- [Work request 1]:
Translate this sentence from the article on the SouthWord Literary Feast below into Spanish: "As before, important authors with Southern ties will read from, talk about, and sign their books, mixing at panels and meals with each other and readers."
- [Work request 2]:
Answer these questions using the article on the SouthWord Literary Feast below:
(a) In what year did the gathering begin?
(b) Who is credited with the photo of Wendell Berry?
(c) What is the title of Berry's 1960 novel?

Chapter 16
A Community of Tennessee Writers, Readers & Passersby

Stars of Southern Literature Arrive in Tennessee

The SouthWord Literary Feast will convene in Chattanooga November 3-4

When the celebrated authors who are members of the Fellowship of Southern Writers gather in Chattanooga November 3 and 4, they’ll have a new name and season for their biennial reunion and public festival. Still, the agenda of the SouthWord Literary Feast will be familiar to people who attended the Celebration of Southern Literature or the Conference on Southern Literature, as the gathering was known in the years since it began in 1981, when it was held in spring instead of fall. As before, important authors with Southern ties will read from, talk about, and sign their books, mixing at panels and meals with each other and readers.

Wendell Berry. Photo: Guy Mendes

This year, Wendell Berry—poet, novelist, essayist, farmer, and environmental activist—will appear on the panel for “Stories of the Southern Wilderness” and will deliver a keynote talk on November 3. Berry’s extensive writing ranges from his 1960 novel, Nathan Coulter, to poetry collections to influential essays such as “The Pleasures of Eating” and “Farmland Without Farmers.” Charles Frazier (Cold Mountain), Jill McCorkle (Life After Life), Jayne Anne Phillips (Lark and Termite), and Ron Rash (Serena) will appear on panels with intriguing titles like “Villains,” “Fact to Fiction,” and “True Grit: Writing across gender to create powerful Southern characters.”

- [Extracted material]:

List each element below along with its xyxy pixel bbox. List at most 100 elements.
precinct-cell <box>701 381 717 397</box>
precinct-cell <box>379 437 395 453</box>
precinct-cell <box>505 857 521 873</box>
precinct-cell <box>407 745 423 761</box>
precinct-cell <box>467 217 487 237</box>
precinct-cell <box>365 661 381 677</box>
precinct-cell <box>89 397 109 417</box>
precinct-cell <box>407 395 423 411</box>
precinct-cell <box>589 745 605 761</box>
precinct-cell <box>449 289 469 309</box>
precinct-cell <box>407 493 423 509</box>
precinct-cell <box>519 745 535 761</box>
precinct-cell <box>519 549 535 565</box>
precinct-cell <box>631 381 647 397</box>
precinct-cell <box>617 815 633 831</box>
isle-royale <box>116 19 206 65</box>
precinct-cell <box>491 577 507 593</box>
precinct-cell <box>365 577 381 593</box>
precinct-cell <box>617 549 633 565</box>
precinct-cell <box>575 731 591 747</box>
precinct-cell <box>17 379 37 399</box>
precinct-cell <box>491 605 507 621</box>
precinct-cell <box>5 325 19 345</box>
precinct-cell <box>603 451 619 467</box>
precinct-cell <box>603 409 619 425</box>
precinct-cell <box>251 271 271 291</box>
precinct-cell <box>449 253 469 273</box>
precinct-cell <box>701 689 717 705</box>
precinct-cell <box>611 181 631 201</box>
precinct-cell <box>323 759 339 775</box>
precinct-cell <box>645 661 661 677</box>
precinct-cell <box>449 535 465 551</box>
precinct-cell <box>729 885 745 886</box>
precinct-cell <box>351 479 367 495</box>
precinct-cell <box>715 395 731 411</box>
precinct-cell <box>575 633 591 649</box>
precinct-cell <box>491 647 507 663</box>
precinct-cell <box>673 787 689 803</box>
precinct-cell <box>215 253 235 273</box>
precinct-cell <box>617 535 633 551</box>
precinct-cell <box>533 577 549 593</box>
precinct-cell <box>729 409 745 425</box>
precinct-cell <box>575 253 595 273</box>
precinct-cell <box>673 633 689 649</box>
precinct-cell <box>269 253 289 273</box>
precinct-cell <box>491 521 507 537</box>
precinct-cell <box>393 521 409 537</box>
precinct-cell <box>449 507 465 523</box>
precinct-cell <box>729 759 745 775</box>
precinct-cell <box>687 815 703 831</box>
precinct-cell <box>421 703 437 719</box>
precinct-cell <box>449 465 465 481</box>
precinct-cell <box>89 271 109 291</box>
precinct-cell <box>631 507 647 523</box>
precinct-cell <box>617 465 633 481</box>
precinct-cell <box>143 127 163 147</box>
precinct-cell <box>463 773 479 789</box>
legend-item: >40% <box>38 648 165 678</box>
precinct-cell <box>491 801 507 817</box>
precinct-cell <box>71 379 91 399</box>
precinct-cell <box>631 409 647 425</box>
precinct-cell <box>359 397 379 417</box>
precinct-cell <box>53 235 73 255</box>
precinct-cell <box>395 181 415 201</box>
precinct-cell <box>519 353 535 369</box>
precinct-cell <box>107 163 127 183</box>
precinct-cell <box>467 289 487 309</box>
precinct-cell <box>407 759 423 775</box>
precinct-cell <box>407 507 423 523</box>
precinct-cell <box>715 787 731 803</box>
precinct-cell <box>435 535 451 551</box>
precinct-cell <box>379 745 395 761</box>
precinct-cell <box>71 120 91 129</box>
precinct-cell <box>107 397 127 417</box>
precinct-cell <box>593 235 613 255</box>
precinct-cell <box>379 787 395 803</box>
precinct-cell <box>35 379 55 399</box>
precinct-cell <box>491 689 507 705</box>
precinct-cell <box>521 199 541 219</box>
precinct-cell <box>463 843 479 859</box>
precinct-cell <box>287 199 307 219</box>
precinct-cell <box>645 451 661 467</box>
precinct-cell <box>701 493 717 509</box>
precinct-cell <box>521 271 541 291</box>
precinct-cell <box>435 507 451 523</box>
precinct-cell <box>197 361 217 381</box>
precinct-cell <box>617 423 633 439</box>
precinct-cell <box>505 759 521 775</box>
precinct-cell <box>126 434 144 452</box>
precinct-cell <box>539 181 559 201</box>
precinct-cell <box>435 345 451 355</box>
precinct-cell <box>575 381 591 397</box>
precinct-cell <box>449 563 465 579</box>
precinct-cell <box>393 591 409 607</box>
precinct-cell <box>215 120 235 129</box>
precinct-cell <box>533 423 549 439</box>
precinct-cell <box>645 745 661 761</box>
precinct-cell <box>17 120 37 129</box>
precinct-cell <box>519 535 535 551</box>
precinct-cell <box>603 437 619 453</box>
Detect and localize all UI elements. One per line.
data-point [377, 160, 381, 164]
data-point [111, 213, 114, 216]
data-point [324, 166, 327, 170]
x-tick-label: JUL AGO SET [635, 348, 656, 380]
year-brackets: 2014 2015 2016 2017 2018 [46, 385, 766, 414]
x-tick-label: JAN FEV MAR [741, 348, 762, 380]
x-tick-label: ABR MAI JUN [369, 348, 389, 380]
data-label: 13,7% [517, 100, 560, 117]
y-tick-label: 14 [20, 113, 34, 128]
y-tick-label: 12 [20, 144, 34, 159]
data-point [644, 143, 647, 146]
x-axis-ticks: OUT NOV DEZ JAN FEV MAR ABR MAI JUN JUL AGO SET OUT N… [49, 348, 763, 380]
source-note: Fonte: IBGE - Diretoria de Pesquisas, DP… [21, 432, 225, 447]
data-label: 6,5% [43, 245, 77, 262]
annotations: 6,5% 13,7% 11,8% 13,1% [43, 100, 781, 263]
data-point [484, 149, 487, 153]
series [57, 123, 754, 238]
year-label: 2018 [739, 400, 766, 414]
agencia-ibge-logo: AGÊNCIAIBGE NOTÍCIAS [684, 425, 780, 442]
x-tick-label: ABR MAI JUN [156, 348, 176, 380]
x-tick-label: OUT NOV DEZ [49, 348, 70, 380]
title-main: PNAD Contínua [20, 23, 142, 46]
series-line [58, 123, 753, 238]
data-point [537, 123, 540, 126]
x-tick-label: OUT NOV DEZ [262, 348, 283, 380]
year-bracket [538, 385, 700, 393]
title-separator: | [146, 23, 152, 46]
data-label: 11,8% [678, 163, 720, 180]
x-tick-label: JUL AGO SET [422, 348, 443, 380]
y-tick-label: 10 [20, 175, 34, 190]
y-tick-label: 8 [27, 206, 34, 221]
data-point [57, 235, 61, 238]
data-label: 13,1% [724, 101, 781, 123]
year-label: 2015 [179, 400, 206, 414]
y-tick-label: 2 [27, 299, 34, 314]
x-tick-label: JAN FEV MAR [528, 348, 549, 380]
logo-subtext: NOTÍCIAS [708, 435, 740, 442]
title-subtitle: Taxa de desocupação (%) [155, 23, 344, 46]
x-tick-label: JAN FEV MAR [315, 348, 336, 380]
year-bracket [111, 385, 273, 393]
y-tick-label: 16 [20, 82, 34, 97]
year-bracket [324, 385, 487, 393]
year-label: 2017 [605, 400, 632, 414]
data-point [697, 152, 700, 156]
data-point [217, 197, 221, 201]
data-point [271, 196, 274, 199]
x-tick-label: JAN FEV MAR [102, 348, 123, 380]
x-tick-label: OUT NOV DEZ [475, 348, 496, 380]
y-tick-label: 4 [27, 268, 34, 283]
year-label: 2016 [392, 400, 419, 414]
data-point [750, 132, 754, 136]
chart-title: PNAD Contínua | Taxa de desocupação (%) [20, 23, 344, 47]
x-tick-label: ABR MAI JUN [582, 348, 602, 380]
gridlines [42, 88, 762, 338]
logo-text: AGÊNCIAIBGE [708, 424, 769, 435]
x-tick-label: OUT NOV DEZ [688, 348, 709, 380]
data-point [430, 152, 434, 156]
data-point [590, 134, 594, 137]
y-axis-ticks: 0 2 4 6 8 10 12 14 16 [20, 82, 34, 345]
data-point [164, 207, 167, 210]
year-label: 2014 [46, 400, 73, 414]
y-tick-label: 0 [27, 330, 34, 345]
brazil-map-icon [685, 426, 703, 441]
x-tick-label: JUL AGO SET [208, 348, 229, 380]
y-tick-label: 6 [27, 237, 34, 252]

- [Exercise result 1]:
Como antes, autores importantes con vínculos con el Sur leerán fragmentos de sus libros, hablarán de ellos y los firmarán, y se mezclarán en paneles y comidas entre sí y con los lectores.

- [Exercise result 2]:
(a) 1981
(b) Guy Mendes
(c) Nathan Coulter